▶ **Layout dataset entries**

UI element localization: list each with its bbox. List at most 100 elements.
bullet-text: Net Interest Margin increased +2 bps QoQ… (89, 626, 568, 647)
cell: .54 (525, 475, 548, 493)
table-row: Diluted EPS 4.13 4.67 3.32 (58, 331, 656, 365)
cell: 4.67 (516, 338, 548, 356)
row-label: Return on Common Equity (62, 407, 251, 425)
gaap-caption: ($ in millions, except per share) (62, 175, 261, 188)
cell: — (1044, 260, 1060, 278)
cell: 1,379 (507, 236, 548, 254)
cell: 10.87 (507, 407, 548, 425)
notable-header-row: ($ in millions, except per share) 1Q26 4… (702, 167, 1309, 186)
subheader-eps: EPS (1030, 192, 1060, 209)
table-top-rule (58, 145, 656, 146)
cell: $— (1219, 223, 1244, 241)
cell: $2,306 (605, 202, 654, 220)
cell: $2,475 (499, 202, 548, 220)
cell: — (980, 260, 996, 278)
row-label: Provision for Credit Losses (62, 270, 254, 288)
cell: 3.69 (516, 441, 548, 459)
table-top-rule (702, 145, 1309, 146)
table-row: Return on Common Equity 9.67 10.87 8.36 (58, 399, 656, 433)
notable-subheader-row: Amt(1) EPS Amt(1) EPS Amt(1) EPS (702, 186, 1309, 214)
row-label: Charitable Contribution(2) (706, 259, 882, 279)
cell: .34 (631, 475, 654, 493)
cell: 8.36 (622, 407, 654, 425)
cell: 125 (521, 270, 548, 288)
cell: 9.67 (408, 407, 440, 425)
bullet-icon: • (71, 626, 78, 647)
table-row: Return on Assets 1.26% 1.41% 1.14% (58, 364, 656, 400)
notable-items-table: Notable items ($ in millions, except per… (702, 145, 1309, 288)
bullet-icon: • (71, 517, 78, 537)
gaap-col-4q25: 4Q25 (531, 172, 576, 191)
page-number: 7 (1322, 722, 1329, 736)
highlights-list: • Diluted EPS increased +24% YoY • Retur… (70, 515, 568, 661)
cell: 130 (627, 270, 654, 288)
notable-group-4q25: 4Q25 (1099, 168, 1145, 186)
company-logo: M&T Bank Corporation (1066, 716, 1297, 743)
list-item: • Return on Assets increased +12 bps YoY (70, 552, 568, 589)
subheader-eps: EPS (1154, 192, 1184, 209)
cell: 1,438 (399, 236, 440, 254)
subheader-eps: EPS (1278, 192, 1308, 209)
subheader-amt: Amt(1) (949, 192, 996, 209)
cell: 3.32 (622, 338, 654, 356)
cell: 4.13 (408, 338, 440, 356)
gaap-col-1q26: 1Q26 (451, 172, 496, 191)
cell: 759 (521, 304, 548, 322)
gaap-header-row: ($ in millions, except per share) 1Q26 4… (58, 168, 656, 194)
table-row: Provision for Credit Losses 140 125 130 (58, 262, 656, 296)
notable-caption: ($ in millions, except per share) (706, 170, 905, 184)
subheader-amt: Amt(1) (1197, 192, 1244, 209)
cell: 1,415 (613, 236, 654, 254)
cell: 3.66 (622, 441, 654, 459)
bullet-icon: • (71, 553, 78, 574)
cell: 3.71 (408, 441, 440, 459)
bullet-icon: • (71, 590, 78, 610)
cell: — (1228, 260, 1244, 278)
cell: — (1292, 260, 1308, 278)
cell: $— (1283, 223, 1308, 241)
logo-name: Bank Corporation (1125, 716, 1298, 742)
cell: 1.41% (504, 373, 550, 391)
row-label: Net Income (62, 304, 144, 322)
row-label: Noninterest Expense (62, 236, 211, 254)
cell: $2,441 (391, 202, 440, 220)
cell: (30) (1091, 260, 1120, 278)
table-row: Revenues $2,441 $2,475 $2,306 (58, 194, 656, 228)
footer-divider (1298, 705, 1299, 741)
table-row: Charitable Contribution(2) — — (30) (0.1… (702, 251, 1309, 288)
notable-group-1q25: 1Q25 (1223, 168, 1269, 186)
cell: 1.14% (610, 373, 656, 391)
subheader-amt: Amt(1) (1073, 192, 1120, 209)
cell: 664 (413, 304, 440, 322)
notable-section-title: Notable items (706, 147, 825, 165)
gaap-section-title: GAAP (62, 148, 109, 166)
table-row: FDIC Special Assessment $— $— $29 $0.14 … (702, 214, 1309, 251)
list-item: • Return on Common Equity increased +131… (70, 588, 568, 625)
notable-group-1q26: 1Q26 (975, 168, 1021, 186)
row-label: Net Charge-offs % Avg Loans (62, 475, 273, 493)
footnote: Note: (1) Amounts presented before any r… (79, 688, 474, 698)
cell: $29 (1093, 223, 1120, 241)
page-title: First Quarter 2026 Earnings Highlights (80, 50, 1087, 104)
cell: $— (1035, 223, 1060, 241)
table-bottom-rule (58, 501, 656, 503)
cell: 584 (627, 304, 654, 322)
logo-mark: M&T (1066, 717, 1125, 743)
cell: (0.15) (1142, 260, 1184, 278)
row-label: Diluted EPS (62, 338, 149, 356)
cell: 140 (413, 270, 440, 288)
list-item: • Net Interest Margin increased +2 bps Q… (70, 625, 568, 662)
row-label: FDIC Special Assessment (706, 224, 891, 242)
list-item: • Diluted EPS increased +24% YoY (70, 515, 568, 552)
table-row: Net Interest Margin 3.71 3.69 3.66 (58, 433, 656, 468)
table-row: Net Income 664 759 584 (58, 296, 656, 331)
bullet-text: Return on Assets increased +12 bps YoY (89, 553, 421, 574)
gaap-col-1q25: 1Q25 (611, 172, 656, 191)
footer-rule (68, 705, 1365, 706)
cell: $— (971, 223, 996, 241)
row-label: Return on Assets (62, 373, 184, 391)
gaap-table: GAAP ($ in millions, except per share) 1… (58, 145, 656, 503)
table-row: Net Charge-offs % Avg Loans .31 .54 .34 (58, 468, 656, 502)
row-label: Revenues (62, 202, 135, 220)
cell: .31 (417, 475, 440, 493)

▶ **Given exercise**
Rewrite the lines from the first one up to and including the line containing "cell: 4.67 (516, 338, 548, 356)" as a JSON list of strings, with one string per line and blank lines omitted.

▶ **Output below**
[
  "UI element localization: list each with its bbox. List at most 100 elements.",
  "bullet-text: Net Interest Margin increased +2 bps QoQ… (89, 626, 568, 647)",
  "cell: .54 (525, 475, 548, 493)",
  "table-row: Diluted EPS 4.13 4.67 3.32 (58, 331, 656, 365)",
  "cell: 4.67 (516, 338, 548, 356)"
]